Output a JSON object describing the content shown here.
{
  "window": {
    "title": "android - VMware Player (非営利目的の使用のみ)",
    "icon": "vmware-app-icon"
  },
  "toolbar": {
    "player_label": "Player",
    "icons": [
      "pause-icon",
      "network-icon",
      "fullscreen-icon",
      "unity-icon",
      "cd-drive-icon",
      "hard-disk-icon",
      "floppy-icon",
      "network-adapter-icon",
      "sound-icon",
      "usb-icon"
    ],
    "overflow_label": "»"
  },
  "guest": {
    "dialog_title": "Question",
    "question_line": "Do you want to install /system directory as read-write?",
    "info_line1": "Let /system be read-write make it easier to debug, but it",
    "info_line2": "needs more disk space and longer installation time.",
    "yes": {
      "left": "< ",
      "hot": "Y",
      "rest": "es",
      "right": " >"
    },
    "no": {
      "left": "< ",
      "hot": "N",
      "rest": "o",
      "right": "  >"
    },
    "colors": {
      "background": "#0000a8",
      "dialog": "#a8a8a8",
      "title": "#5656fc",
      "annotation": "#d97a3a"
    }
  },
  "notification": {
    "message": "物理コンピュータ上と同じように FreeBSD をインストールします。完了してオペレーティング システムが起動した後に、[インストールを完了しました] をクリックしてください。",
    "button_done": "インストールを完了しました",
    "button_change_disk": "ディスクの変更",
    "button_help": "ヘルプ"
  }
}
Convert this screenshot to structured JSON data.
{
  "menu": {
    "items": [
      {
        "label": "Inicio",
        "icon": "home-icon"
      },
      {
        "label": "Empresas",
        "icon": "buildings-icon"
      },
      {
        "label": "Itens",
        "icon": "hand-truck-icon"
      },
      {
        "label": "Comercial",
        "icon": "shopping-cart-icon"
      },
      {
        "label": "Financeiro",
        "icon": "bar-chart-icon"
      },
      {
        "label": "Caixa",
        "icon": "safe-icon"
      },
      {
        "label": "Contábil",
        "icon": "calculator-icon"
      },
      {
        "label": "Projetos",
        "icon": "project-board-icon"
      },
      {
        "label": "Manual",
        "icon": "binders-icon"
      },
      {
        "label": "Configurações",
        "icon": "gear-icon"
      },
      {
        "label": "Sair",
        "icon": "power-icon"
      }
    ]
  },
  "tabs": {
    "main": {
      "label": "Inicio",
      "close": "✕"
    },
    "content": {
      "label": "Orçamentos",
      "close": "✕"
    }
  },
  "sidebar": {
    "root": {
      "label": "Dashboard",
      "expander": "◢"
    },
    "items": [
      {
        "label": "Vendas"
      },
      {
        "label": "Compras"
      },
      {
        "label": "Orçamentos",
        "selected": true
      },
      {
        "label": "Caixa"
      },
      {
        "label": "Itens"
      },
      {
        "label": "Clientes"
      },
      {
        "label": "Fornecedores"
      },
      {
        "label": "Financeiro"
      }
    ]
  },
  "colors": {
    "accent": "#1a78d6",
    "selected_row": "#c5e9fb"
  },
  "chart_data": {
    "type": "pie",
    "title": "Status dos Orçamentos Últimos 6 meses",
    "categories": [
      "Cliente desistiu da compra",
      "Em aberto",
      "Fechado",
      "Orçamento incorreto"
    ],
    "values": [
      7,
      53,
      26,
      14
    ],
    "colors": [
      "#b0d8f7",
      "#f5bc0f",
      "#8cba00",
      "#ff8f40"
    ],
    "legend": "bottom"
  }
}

********************

Write out the material exactly as given.

Answer for the task ::
Output a JSON object describing the content shown here.
{
  "window": {
    "title": "android - VMware Player (非営利目的の使用のみ)",
    "icon": "vmware-app-icon"
  },
  "toolbar": {
    "player_label": "Player",
    "icons": [
      "pause-icon",
      "network-icon",
      "fullscreen-icon",
      "unity-icon",
      "cd-drive-icon",
      "hard-disk-icon",
      "floppy-icon",
      "network-adapter-icon",
      "sound-icon",
      "usb-icon"
    ],
    "overflow_label": "»"
  },
  "guest": {
    "dialog_title": "Question",
    "question_line": "Do you want to install /system directory as read-write?",
    "info_line1": "Let /system be read-write make it easier to debug, but it",
    "info_line2": "needs more disk space and longer installation time.",
    "yes": {
      "left": "< ",
      "hot": "Y",
      "rest": "es",
      "right": " >"
    },
    "no": {
      "left": "< ",
      "hot": "N",
      "rest": "o",
      "right": "  >"
    },
    "colors": {
      "background": "#0000a8",
      "dialog": "#a8a8a8",
      "title": "#5656fc",
      "annotation": "#d97a3a"
    }
  },
  "notification": {
    "message": "物理コンピュータ上と同じように FreeBSD をインストールします。完了してオペレーティング システムが起動した後に、[インストールを完了しました] をクリックしてください。",
    "button_done": "インストールを完了しました",
    "button_change_disk": "ディスクの変更",
    "button_help": "ヘルプ"
  }
}
Convert this screenshot to structured JSON data.
{
  "menu": {
    "items": [
      {
        "label": "Inicio",
        "icon": "home-icon"
      },
      {
        "label": "Empresas",
        "icon": "buildings-icon"
      },
      {
        "label": "Itens",
        "icon": "hand-truck-icon"
      },
      {
        "label": "Comercial",
        "icon": "shopping-cart-icon"
      },
      {
        "label": "Financeiro",
        "icon": "bar-chart-icon"
      },
      {
        "label": "Caixa",
        "icon": "safe-icon"
      },
      {
        "label": "Contábil",
        "icon": "calculator-icon"
      },
      {
        "label": "Projetos",
        "icon": "project-board-icon"
      },
      {
        "label": "Manual",
        "icon": "binders-icon"
      },
      {
        "label": "Configurações",
        "icon": "gear-icon"
      },
      {
        "label": "Sair",
        "icon": "power-icon"
      }
    ]
  },
  "tabs": {
    "main": {
      "label": "Inicio",
      "close": "✕"
    },
    "content": {
      "label": "Orçamentos",
      "close": "✕"
    }
  },
  "sidebar": {
    "root": {
      "label": "Dashboard",
      "expander": "◢"
    },
    "items": [
      {
        "label": "Vendas"
      },
      {
        "label": "Compras"
      },
      {
        "label": "Orçamentos",
        "selected": true
      },
      {
        "label": "Caixa"
      },
      {
        "label": "Itens"
      },
      {
        "label": "Clientes"
      },
      {
        "label": "Fornecedores"
      },
      {
        "label": "Financeiro"
      }
    ]
  },
  "colors": {
    "accent": "#1a78d6",
    "selected_row": "#c5e9fb"
  },
  "chart_data": {
    "type": "pie",
    "title": "Status dos Orçamentos Últimos 6 meses",
    "categories": [
      "Cliente desistiu da compra",
      "Em aberto",
      "Fechado",
      "Orçamento incorreto"
    ],
    "values": [
      7,
      53,
      26,
      14
    ],
    "colors": [
      "#b0d8f7",
      "#f5bc0f",
      "#8cba00",
      "#ff8f40"
    ],
    "legend": "bottom"
  }
}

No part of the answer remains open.